Stored data entries

★ ★ ★ ★

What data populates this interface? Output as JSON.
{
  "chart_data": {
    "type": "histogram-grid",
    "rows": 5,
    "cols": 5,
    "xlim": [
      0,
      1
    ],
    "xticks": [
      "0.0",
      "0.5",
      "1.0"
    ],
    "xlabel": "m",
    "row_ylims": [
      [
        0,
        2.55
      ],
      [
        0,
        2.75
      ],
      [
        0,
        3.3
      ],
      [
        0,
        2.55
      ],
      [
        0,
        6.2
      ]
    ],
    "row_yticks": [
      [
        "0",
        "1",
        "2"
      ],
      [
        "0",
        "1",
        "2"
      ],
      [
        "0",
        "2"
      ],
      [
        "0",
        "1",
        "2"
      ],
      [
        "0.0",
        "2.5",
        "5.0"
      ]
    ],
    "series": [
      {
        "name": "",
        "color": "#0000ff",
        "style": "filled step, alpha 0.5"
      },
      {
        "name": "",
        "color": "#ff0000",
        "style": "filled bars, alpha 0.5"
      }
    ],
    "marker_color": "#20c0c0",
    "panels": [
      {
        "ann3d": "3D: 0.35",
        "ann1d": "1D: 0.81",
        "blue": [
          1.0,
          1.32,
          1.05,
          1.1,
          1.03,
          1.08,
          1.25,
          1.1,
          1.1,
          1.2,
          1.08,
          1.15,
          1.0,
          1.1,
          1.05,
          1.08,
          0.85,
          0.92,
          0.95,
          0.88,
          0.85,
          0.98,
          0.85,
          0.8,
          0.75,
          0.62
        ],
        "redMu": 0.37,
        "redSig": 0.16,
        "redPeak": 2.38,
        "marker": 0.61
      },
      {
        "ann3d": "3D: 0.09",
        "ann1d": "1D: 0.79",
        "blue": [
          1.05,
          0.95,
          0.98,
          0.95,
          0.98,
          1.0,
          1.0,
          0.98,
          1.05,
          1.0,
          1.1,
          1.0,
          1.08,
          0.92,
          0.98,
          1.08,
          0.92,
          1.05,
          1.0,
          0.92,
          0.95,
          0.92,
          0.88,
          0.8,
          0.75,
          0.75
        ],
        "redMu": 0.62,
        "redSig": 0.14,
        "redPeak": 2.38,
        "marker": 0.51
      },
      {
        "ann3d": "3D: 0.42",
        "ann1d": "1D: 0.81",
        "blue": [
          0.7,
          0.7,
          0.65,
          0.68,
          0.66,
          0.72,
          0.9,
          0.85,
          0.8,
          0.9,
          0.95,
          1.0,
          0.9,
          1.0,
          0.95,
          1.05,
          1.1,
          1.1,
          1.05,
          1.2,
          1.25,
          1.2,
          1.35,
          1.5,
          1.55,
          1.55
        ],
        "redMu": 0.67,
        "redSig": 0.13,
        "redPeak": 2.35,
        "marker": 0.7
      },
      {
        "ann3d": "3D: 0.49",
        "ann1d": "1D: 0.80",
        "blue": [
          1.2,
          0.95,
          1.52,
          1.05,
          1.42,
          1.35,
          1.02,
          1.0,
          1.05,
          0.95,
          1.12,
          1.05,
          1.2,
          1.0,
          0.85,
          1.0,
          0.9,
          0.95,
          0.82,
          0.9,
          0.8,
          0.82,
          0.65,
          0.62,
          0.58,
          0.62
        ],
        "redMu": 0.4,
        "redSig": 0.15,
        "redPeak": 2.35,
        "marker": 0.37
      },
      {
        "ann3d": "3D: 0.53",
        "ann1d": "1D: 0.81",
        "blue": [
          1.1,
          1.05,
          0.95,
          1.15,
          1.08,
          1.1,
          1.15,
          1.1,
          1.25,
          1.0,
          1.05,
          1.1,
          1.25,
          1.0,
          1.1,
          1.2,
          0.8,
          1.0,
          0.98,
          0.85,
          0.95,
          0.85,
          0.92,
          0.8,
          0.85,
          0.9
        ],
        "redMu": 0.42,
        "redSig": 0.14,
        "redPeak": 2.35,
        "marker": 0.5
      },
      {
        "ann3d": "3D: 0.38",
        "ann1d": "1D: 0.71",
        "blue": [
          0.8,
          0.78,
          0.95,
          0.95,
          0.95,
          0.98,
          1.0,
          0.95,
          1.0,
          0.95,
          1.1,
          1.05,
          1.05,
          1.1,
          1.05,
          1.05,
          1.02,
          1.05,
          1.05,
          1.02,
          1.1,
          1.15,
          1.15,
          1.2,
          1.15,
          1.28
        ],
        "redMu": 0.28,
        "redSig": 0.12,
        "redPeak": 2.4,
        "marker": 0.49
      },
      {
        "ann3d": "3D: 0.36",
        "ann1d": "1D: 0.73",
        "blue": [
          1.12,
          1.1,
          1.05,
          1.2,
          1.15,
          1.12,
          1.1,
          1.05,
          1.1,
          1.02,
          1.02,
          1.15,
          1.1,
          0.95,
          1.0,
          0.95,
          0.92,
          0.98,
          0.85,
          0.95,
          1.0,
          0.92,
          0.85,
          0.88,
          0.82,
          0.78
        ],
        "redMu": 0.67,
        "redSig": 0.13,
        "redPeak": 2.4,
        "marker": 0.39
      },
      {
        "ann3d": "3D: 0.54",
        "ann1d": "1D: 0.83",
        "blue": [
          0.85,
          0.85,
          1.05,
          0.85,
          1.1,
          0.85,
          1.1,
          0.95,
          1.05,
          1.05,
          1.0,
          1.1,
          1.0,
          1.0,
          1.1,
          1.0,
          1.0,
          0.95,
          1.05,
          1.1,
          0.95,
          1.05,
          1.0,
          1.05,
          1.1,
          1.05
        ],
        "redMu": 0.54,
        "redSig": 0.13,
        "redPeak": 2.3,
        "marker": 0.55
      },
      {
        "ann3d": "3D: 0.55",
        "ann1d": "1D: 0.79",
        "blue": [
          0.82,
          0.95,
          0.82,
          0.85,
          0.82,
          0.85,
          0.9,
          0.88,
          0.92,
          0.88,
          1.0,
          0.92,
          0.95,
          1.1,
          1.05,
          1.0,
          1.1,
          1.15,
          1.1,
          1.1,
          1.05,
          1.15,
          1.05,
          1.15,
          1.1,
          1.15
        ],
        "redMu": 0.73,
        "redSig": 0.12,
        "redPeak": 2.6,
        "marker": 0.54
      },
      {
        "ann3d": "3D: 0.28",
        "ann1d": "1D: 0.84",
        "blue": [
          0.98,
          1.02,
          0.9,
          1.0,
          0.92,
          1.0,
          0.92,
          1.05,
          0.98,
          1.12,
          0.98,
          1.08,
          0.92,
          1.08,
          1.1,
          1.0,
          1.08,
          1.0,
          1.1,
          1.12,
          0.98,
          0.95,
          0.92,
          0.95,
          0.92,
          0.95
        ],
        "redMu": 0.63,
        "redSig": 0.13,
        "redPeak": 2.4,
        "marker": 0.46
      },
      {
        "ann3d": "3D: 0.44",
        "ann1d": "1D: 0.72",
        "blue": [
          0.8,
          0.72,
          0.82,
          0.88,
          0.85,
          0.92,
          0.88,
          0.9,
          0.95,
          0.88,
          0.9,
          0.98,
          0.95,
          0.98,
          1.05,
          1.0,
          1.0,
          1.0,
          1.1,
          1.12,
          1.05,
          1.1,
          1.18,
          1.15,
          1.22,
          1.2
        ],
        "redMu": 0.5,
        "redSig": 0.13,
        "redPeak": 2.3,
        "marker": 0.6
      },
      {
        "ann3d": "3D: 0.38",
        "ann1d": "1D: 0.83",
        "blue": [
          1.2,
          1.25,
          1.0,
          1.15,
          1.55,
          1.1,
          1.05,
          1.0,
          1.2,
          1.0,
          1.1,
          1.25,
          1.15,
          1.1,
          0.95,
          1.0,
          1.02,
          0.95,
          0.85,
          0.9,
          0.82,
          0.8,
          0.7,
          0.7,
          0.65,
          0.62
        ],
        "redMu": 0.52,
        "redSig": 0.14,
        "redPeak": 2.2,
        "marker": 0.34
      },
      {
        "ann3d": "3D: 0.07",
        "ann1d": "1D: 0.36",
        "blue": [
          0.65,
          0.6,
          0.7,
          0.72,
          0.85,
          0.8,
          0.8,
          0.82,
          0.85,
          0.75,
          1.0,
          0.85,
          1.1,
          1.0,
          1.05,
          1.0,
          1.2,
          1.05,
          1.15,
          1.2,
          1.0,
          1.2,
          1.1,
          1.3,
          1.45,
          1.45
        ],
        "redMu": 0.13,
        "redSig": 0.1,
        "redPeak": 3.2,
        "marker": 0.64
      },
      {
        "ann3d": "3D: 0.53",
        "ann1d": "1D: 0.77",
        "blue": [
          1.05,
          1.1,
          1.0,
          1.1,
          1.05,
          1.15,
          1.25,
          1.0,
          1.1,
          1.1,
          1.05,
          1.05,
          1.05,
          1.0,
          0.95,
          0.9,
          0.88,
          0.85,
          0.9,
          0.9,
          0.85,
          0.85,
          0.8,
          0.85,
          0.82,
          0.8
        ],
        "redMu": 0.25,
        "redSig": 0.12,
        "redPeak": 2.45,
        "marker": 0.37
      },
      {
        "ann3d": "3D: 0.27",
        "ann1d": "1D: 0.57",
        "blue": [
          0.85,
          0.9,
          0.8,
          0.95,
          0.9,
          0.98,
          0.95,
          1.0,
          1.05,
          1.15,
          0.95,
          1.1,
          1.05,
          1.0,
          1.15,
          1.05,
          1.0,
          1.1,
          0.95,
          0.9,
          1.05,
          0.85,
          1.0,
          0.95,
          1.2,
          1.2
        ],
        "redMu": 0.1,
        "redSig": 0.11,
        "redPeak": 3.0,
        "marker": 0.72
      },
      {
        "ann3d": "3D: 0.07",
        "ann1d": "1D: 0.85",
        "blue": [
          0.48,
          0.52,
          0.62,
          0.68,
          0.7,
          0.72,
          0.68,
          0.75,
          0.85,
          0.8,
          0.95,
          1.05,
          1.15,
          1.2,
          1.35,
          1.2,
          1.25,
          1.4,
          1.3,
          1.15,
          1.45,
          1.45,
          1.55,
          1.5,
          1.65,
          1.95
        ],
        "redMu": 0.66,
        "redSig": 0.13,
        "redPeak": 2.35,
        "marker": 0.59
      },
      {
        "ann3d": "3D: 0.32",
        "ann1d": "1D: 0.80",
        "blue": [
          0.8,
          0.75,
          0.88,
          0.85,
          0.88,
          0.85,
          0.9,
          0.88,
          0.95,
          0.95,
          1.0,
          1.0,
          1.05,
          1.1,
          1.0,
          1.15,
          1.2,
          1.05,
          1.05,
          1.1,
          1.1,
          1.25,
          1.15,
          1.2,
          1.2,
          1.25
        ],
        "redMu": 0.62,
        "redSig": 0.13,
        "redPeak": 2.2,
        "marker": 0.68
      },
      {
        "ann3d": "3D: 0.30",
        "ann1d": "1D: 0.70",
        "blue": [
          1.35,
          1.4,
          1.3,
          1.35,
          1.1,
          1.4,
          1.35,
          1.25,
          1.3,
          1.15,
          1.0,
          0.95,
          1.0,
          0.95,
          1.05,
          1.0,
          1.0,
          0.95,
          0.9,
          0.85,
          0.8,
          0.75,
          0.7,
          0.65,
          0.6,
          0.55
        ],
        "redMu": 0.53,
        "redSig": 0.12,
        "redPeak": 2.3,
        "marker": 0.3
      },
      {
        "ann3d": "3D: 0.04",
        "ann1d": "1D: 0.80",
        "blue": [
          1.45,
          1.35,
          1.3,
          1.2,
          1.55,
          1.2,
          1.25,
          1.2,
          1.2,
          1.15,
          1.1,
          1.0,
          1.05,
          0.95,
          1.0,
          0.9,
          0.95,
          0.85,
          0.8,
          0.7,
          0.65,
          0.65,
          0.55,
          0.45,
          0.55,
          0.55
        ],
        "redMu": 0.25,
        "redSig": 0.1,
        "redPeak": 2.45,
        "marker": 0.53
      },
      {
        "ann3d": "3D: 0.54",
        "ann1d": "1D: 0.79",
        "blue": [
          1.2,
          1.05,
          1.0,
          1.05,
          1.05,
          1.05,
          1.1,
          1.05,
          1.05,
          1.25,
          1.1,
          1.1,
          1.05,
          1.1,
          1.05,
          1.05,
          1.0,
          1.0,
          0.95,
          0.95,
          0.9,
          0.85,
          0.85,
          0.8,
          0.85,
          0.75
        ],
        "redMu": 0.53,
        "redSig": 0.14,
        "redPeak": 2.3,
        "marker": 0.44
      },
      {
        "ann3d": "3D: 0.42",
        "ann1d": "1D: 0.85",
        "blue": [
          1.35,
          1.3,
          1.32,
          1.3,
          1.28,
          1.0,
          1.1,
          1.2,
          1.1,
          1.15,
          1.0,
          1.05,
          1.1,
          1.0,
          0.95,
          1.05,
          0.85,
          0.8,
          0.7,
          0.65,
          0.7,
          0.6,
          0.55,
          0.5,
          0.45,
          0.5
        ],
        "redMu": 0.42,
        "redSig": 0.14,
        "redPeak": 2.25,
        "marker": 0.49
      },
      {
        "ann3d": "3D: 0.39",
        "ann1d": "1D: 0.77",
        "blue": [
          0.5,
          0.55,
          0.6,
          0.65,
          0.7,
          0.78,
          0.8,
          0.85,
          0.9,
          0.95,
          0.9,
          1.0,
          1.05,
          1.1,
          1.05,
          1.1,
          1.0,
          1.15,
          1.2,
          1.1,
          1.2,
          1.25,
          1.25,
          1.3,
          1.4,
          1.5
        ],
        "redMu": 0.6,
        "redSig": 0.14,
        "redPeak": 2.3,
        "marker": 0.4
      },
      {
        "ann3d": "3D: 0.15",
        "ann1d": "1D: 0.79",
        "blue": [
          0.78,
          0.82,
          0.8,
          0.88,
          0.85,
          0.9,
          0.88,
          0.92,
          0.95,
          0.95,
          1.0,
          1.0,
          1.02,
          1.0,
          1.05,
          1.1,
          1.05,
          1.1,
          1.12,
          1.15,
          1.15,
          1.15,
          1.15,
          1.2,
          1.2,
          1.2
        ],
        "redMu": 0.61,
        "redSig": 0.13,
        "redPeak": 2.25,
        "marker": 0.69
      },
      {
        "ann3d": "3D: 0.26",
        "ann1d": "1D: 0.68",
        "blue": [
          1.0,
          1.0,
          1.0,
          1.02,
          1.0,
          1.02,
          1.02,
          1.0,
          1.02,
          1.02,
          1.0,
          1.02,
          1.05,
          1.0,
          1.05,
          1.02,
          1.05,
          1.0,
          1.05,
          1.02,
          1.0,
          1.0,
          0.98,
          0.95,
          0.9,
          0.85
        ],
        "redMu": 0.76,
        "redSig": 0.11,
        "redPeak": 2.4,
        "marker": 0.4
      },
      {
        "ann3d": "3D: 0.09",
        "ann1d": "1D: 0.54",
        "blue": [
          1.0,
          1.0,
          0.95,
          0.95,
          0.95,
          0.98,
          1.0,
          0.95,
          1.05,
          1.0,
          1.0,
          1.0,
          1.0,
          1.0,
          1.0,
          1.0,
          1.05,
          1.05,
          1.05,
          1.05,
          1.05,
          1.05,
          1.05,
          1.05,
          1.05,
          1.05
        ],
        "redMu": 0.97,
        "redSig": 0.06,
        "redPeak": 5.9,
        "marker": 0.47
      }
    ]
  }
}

★ ★ ★ ★

From the listing above, collect every line that mentions the word "alpha".

        "style": "filled step, alpha 0.5"
        "style": "filled bars, alpha 0.5"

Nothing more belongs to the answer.